## Aim:
How many lines in these records hold the string "service"? Reply with the number alone.

## Records:

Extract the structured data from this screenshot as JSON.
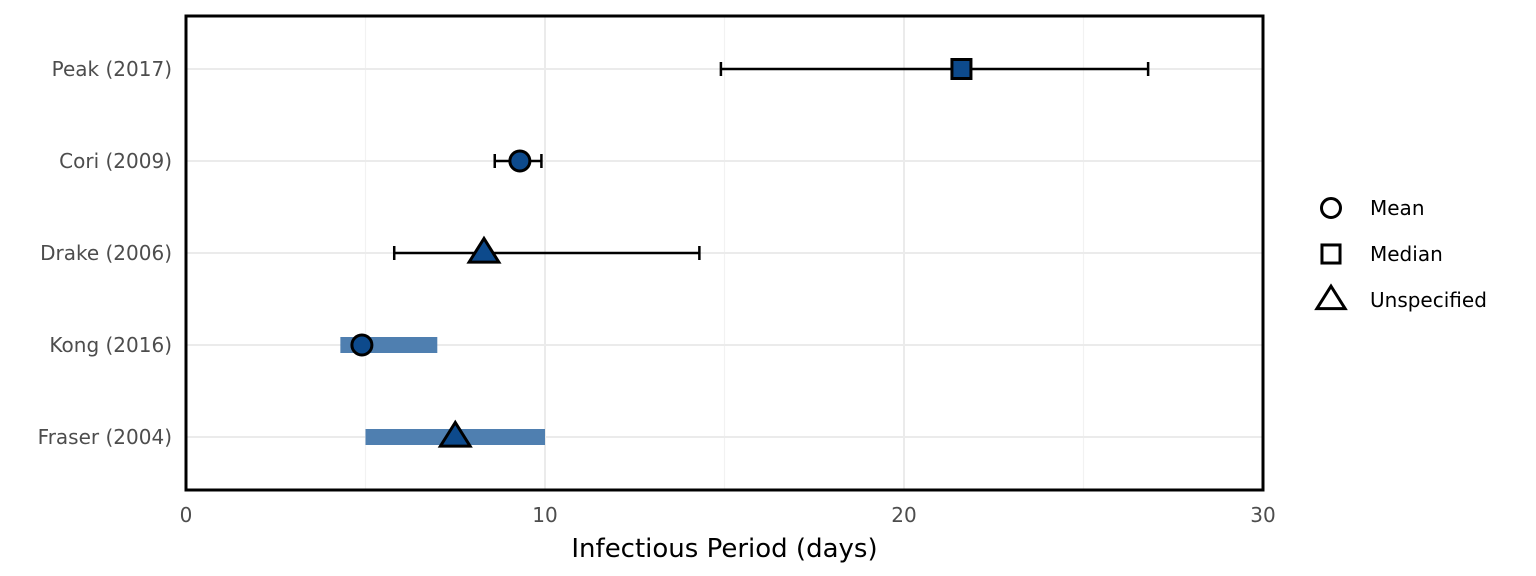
{
  "chart_data": {
    "type": "forest",
    "xlabel": "Infectious Period (days)",
    "ylabel": "",
    "xlim": [
      0,
      30
    ],
    "xticks": [
      0,
      10,
      20,
      30
    ],
    "grid": true,
    "legend_position": "right",
    "colors": {
      "point_fill": "#0d4a8c",
      "range_bar": "#4f7fb0",
      "outline": "#000000",
      "grid": "#ebebeb"
    },
    "legend": [
      {
        "shape": "circle",
        "label": "Mean"
      },
      {
        "shape": "square",
        "label": "Median"
      },
      {
        "shape": "triangle",
        "label": "Unspecified"
      }
    ],
    "studies": [
      {
        "label": "Peak (2017)",
        "estimate": 21.6,
        "estimate_type": "Median",
        "interval": "errorbar",
        "low": 14.9,
        "high": 26.8
      },
      {
        "label": "Cori (2009)",
        "estimate": 9.3,
        "estimate_type": "Mean",
        "interval": "errorbar",
        "low": 8.6,
        "high": 9.9
      },
      {
        "label": "Drake (2006)",
        "estimate": 8.3,
        "estimate_type": "Unspecified",
        "interval": "errorbar",
        "low": 5.8,
        "high": 14.3
      },
      {
        "label": "Kong (2016)",
        "estimate": 4.9,
        "estimate_type": "Mean",
        "interval": "range",
        "low": 4.3,
        "high": 7.0
      },
      {
        "label": "Fraser (2004)",
        "estimate": 7.5,
        "estimate_type": "Unspecified",
        "interval": "range",
        "low": 5.0,
        "high": 10.0
      }
    ]
  }
}
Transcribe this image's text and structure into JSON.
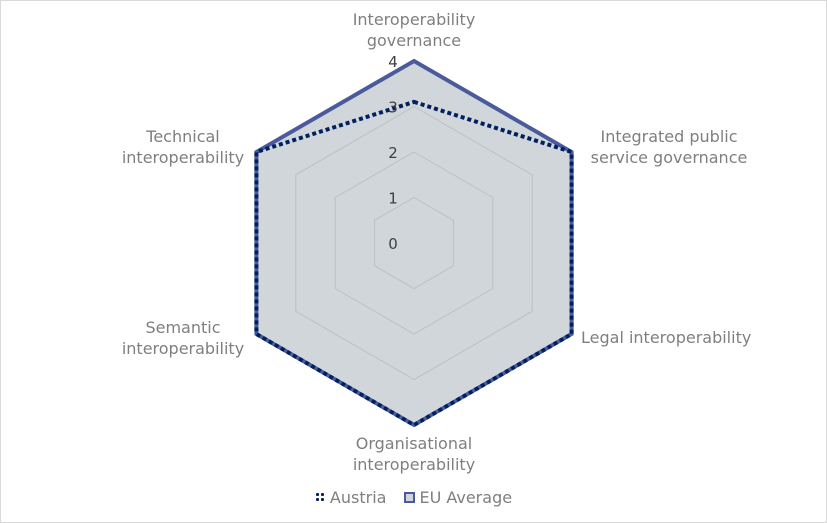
{
  "chart_data": {
    "type": "radar",
    "axes": [
      "Interoperability governance",
      "Integrated public service governance",
      "Legal interoperability",
      "Organisational interoperability",
      "Semantic interoperability",
      "Technical interoperability"
    ],
    "axis_label_lines": [
      [
        "Interoperability",
        "governance"
      ],
      [
        "Integrated public",
        "service governance"
      ],
      [
        "Legal interoperability"
      ],
      [
        "Organisational",
        "interoperability"
      ],
      [
        "Semantic",
        "interoperability"
      ],
      [
        "Technical",
        "interoperability"
      ]
    ],
    "scale": {
      "min": 0,
      "max": 4,
      "ticks": [
        0,
        1,
        2,
        3,
        4
      ]
    },
    "series": [
      {
        "name": "Austria",
        "values": [
          3.1,
          4,
          4,
          4,
          4,
          4
        ],
        "color": "#002060",
        "line_style": "dotted",
        "fill": "none"
      },
      {
        "name": "EU Average",
        "values": [
          4,
          4,
          4,
          4,
          4,
          4
        ],
        "color": "#4a5a9c",
        "line_style": "solid",
        "fill": "#d1d6db"
      }
    ],
    "gridlines": true,
    "legend_position": "bottom"
  }
}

## Correct response:
2